» Raw records:
------

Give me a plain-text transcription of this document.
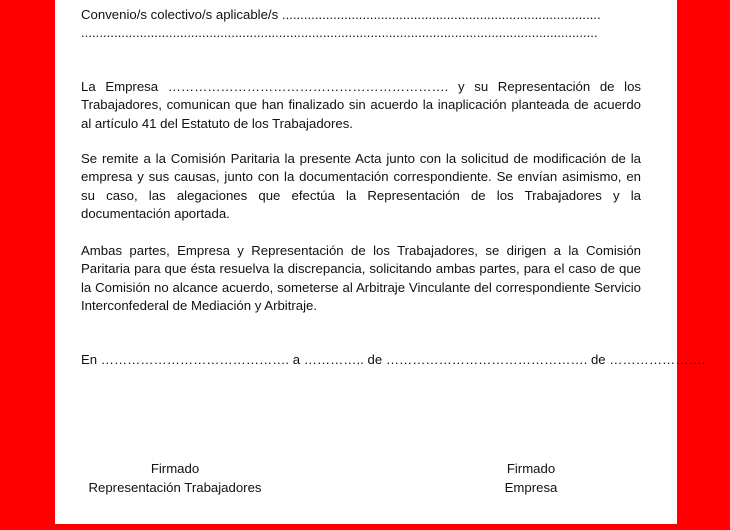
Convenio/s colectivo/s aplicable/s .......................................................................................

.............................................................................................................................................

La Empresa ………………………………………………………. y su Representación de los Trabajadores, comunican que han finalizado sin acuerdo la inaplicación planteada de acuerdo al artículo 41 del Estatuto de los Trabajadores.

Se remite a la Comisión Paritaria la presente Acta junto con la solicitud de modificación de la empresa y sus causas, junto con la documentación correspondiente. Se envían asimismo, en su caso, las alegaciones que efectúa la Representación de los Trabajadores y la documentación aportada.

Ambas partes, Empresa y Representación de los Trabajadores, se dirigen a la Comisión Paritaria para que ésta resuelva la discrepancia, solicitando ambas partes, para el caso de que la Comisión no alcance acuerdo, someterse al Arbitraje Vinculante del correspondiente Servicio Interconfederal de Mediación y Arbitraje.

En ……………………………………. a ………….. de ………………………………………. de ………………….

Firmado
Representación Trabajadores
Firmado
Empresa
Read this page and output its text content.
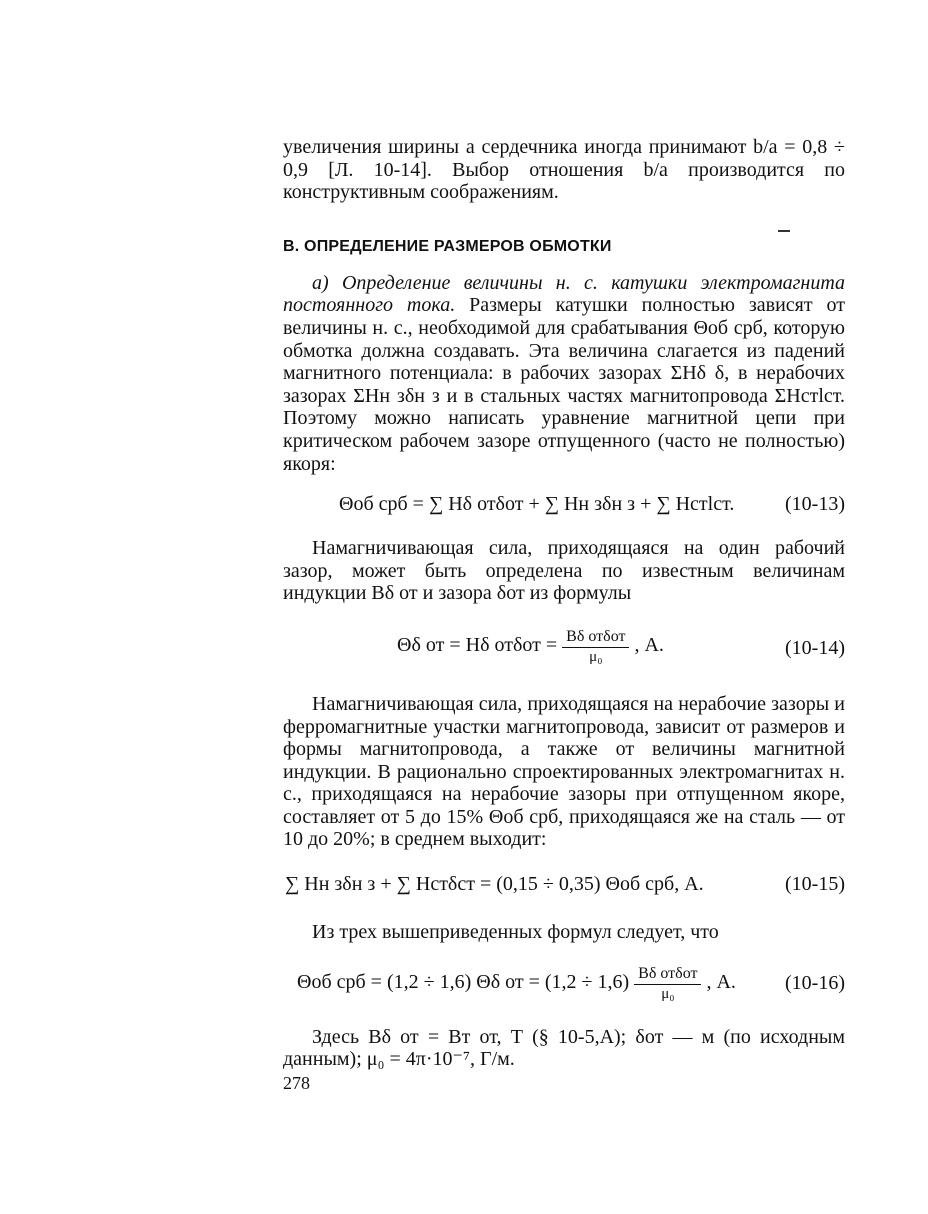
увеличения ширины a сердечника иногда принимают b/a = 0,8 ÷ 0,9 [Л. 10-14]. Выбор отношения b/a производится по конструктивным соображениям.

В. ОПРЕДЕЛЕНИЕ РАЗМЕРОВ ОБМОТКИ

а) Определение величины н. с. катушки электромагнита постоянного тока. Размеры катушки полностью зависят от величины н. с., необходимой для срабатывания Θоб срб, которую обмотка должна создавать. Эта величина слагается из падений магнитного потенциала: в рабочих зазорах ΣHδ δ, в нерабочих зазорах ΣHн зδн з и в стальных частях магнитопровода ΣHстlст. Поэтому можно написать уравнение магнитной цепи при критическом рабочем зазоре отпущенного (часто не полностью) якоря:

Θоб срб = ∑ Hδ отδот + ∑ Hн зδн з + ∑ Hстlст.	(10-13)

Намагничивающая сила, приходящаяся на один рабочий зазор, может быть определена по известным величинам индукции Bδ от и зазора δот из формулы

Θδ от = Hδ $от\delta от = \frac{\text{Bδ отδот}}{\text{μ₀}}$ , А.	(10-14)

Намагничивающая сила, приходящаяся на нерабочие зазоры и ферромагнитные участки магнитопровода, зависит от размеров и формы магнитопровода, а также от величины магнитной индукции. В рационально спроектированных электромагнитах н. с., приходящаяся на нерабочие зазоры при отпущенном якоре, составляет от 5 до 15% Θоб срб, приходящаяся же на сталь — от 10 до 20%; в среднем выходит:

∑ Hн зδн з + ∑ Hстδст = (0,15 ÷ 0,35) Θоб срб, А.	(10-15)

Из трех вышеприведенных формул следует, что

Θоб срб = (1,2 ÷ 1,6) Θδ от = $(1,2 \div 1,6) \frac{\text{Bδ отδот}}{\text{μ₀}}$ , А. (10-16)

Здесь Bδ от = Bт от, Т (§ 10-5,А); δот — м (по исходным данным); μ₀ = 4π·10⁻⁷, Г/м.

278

------

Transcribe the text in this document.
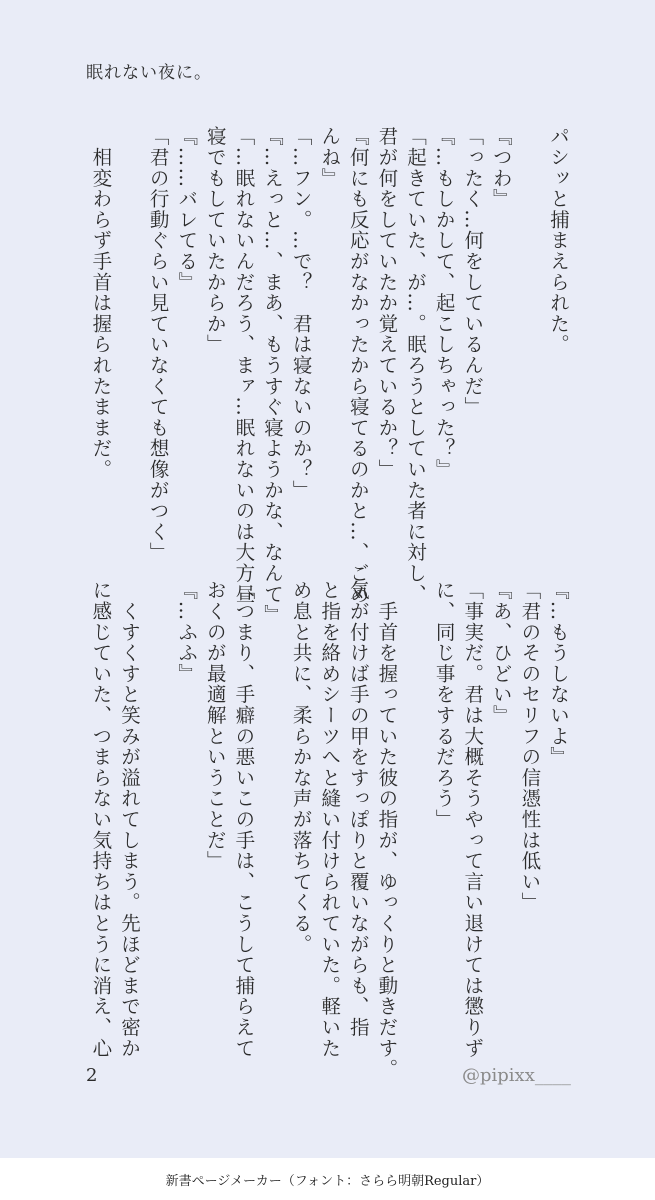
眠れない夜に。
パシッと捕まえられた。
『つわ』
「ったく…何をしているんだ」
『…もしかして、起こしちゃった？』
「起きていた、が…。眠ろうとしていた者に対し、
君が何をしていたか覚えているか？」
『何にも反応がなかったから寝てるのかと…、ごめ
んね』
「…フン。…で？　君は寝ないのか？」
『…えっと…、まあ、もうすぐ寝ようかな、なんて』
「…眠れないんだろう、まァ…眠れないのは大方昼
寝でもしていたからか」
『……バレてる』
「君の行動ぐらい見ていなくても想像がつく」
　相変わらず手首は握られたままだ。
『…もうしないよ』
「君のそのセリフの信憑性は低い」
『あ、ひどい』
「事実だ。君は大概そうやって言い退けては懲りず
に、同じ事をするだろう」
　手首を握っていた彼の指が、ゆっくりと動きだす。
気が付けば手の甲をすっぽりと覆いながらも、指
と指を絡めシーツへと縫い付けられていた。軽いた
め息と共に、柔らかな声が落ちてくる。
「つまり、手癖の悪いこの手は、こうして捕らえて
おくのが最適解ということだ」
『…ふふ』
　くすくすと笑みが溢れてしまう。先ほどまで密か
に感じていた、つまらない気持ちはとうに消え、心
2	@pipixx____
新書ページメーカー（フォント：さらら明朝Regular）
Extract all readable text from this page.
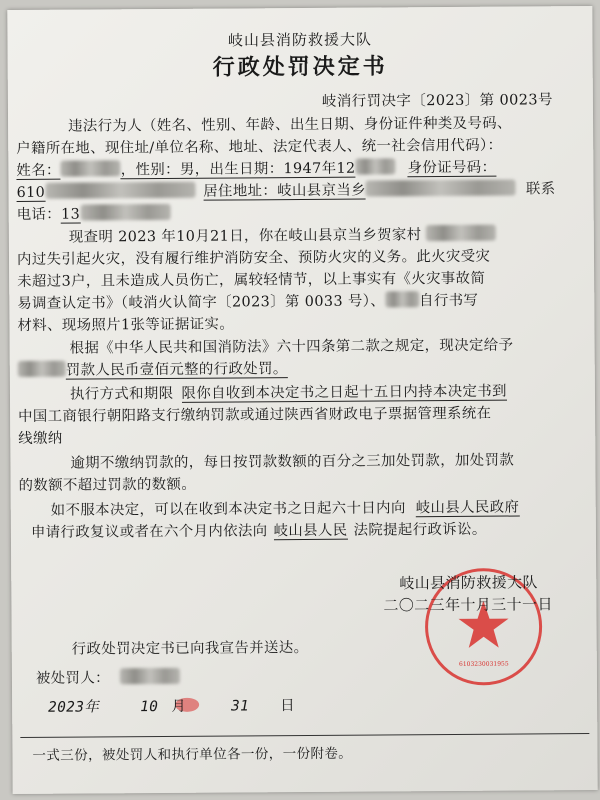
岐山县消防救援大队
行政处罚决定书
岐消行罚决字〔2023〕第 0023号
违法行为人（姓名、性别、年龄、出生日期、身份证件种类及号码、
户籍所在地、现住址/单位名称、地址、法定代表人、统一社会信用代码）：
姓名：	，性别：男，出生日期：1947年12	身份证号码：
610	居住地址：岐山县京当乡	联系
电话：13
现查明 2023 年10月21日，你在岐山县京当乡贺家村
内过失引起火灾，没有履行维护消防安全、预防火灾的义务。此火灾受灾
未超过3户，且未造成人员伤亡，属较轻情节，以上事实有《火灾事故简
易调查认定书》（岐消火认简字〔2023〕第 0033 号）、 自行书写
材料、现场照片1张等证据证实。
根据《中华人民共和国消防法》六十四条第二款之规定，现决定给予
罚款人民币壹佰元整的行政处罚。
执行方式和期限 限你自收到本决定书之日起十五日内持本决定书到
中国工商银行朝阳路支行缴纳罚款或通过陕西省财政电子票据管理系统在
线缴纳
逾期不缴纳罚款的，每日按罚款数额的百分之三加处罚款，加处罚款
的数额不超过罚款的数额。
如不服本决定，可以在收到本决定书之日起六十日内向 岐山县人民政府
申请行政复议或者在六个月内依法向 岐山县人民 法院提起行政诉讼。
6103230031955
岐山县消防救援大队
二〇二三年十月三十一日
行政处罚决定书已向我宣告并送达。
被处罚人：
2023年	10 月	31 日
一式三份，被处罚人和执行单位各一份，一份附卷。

------

» TASK INSTRUCTIONS:
Gather every line from the listing above in which the word "this" appears.

» CORRECT OUTPUT:
Give me a plain-text transcription of this document.
Read this page and output its text content.
Transcribe the text in this document.
Extract all readable text from this page.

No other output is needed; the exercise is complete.